◆ **What you are asked to do**
Track down the lines that contain "When" and copy them.

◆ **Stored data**
------------------------------------
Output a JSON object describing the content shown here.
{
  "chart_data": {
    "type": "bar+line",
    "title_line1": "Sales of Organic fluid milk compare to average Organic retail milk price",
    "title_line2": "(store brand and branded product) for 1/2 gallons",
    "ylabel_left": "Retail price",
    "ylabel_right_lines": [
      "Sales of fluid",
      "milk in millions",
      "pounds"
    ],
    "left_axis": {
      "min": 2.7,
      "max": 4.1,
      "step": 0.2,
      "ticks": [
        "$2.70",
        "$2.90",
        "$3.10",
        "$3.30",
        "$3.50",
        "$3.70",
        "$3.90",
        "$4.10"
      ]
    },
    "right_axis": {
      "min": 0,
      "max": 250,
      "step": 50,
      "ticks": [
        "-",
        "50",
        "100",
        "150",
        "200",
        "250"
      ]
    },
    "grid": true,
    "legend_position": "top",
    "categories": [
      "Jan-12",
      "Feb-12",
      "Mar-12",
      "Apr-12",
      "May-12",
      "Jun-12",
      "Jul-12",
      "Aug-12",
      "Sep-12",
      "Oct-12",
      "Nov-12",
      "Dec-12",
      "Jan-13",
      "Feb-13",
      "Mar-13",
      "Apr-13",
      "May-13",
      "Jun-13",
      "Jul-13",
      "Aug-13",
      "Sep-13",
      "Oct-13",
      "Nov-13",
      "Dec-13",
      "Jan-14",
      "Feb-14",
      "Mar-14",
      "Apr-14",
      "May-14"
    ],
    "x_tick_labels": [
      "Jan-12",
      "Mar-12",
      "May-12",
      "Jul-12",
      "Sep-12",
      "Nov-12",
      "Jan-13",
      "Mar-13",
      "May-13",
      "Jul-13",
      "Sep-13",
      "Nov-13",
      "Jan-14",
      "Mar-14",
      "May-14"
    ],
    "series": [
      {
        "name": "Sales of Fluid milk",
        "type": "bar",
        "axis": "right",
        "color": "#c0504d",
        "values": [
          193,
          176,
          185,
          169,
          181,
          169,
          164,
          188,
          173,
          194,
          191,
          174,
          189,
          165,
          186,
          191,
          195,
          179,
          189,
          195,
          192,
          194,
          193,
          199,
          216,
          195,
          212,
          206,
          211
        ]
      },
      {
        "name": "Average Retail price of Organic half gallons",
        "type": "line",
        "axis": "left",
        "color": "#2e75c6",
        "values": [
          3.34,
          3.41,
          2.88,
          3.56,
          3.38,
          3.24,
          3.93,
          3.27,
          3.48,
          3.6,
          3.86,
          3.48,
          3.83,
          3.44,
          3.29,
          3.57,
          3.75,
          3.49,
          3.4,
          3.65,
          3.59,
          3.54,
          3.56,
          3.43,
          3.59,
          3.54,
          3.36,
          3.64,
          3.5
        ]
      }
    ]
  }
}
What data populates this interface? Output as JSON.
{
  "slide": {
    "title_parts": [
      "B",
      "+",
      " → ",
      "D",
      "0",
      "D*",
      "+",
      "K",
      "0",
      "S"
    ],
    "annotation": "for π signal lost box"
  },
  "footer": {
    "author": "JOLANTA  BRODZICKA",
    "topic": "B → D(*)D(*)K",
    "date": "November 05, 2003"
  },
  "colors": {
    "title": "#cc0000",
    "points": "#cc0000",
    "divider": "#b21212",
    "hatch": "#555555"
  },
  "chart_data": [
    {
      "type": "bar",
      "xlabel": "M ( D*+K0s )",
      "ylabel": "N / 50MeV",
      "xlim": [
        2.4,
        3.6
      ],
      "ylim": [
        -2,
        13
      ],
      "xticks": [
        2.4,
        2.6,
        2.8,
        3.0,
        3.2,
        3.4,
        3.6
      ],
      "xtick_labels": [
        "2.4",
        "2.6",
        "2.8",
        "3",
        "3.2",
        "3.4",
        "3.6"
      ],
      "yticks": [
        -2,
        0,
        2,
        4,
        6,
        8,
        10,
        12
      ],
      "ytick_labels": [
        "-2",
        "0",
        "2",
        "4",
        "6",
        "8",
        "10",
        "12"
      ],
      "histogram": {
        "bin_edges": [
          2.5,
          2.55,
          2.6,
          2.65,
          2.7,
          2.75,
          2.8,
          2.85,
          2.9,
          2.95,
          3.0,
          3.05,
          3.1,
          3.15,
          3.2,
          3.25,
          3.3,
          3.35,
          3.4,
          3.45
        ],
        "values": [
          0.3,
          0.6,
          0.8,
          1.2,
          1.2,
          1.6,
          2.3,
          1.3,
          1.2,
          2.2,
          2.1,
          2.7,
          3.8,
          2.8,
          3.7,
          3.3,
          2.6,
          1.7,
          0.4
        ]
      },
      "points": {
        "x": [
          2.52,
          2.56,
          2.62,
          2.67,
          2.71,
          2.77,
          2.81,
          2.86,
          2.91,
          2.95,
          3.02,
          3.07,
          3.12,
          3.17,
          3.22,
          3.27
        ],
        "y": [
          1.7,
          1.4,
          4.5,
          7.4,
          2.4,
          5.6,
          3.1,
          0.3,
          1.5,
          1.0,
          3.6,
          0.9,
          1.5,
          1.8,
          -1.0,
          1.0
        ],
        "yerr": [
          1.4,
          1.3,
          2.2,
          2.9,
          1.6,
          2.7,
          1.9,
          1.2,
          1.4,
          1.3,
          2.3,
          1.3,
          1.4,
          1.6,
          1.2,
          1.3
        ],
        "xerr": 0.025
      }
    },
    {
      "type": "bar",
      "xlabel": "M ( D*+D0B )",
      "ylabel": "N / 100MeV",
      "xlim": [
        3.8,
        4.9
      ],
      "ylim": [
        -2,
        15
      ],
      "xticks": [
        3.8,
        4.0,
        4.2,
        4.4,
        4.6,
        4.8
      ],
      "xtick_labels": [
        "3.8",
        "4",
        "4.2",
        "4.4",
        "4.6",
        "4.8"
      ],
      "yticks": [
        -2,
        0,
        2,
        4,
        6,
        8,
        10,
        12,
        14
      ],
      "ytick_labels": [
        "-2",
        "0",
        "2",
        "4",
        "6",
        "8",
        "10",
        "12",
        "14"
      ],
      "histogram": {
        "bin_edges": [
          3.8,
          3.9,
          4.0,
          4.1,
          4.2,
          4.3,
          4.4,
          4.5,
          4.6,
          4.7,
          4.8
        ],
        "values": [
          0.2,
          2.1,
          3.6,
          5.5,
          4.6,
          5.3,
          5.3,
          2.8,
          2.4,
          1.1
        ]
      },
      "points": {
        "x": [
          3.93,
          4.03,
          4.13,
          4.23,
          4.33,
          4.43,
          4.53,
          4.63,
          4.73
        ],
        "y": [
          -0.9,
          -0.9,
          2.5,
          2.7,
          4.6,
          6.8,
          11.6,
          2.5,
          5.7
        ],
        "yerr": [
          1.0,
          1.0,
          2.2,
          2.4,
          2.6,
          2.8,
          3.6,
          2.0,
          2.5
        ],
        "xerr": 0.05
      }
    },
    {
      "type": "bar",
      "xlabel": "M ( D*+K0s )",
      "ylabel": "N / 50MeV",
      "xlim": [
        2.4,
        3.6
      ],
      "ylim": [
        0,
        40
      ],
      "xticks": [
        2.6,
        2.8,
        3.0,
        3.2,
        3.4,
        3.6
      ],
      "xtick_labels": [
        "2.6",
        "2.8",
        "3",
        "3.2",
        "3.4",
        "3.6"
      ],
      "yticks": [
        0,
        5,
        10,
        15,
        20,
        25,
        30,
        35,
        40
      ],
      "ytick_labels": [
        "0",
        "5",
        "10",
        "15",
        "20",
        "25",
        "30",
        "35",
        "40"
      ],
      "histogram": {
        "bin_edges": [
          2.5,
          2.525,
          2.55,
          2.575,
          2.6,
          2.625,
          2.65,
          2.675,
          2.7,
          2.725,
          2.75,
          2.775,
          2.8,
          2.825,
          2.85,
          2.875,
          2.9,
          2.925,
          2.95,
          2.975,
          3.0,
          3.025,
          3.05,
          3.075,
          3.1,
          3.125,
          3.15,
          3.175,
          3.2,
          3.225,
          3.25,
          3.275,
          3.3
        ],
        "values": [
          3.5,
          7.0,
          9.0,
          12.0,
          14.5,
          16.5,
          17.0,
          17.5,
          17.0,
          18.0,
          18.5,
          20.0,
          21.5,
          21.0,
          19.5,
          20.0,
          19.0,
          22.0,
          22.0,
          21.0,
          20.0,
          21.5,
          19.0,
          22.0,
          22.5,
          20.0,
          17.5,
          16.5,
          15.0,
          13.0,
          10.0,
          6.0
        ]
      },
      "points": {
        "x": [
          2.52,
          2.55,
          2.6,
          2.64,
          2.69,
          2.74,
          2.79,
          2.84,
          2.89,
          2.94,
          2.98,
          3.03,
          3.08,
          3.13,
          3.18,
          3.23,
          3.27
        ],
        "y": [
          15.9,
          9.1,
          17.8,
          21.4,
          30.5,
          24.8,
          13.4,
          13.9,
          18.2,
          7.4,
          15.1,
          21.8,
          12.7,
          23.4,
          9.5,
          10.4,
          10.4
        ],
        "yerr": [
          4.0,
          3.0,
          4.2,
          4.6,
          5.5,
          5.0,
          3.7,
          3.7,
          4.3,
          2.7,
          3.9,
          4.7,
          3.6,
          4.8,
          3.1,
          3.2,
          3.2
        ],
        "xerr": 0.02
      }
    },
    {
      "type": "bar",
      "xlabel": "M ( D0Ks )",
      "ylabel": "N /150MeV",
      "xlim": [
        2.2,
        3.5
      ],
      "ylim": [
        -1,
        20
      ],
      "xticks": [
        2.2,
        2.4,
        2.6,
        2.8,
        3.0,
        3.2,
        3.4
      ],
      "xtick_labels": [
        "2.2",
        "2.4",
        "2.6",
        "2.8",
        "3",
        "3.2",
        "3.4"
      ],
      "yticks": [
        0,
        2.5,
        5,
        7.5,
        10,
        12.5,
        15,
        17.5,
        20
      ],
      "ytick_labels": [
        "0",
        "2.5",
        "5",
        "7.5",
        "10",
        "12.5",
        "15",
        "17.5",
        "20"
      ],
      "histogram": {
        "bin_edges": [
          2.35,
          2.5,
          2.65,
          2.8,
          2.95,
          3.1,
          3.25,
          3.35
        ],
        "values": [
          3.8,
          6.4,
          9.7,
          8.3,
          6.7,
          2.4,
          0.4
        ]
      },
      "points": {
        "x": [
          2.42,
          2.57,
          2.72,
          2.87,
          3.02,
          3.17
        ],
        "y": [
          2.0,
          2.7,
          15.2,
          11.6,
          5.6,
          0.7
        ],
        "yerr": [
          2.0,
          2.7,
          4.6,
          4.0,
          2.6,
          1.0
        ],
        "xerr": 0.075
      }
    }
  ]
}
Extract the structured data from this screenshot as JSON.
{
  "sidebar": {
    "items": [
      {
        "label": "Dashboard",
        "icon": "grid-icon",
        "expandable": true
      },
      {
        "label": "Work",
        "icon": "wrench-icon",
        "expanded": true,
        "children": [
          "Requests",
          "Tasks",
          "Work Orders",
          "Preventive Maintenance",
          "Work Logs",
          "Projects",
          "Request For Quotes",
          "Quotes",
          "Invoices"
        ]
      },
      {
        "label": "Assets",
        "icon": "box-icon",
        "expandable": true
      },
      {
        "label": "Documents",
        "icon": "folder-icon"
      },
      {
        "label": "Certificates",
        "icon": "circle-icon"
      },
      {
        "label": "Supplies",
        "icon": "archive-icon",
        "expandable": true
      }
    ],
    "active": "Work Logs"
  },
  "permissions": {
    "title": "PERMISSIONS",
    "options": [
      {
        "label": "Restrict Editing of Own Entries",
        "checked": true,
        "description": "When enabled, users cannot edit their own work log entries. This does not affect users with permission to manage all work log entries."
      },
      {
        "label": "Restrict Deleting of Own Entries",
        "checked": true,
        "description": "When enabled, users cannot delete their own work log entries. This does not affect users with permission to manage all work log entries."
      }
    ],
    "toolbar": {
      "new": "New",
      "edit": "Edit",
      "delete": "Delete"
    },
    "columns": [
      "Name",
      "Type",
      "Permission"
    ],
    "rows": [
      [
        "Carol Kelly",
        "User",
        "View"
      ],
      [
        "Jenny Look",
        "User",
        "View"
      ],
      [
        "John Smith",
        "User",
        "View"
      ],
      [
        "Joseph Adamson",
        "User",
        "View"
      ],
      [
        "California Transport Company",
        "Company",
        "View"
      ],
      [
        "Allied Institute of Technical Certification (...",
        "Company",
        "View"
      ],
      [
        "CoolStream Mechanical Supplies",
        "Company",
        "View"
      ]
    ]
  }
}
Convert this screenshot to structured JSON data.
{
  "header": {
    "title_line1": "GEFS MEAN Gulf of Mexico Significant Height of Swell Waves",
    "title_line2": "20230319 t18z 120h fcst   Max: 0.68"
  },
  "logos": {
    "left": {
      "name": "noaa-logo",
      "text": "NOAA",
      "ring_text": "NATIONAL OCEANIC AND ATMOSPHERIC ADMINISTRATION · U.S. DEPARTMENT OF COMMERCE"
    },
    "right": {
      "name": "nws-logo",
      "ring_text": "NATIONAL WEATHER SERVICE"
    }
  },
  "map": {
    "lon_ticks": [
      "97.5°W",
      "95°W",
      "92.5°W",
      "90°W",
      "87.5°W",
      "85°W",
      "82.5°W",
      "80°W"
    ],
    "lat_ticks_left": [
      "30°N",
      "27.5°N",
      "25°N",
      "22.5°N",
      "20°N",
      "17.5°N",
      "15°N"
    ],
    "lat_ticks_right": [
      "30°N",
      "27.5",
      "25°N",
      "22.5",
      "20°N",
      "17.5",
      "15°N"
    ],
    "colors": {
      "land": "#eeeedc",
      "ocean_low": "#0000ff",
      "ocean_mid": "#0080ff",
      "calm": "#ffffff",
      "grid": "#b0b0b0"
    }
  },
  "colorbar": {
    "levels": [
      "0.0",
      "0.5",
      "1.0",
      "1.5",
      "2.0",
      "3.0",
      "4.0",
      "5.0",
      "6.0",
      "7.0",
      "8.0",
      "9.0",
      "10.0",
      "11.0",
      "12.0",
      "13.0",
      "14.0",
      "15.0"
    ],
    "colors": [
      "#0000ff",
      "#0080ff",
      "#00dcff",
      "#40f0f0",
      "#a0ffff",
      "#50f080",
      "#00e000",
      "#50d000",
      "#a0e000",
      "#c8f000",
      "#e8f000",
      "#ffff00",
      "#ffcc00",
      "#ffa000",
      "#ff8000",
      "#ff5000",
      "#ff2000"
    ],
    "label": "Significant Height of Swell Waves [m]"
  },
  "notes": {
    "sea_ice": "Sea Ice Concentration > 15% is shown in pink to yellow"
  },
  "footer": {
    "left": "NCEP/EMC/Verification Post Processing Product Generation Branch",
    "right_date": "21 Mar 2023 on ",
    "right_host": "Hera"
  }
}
------------------------------------
◆ **Exercise output**
        "description": "When enabled, users cannot edit their own work log entries. This does not affect users with permission to manage all work log entries."
        "description": "When enabled, users cannot delete their own work log entries. This does not affect users with permission to manage all work log entries."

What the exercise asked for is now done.